§ Problem description: Every line below must be reproduced exactly. Copy them all.

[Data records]
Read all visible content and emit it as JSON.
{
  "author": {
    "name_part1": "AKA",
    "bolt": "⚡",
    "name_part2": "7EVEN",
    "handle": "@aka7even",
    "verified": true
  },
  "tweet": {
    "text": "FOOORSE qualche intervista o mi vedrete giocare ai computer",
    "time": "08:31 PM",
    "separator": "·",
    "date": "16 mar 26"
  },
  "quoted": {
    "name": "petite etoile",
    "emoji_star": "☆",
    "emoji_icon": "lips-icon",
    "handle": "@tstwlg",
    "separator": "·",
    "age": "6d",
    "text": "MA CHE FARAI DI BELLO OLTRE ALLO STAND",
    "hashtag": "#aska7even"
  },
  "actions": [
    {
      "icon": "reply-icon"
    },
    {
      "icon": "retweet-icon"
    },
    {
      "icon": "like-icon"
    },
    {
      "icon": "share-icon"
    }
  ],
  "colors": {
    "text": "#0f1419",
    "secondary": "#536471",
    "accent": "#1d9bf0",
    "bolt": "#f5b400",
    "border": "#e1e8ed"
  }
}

§ Response to the task:
Read all visible content and emit it as JSON.
{
  "author": {
    "name_part1": "AKA",
    "bolt": "⚡",
    "name_part2": "7EVEN",
    "handle": "@aka7even",
    "verified": true
  },
  "tweet": {
    "text": "FOOORSE qualche intervista o mi vedrete giocare ai computer",
    "time": "08:31 PM",
    "separator": "·",
    "date": "16 mar 26"
  },
  "quoted": {
    "name": "petite etoile",
    "emoji_star": "☆",
    "emoji_icon": "lips-icon",
    "handle": "@tstwlg",
    "separator": "·",
    "age": "6d",
    "text": "MA CHE FARAI DI BELLO OLTRE ALLO STAND",
    "hashtag": "#aska7even"
  },
  "actions": [
    {
      "icon": "reply-icon"
    },
    {
      "icon": "retweet-icon"
    },
    {
      "icon": "like-icon"
    },
    {
      "icon": "share-icon"
    }
  ],
  "colors": {
    "text": "#0f1419",
    "secondary": "#536471",
    "accent": "#1d9bf0",
    "bolt": "#f5b400",
    "border": "#e1e8ed"
  }
}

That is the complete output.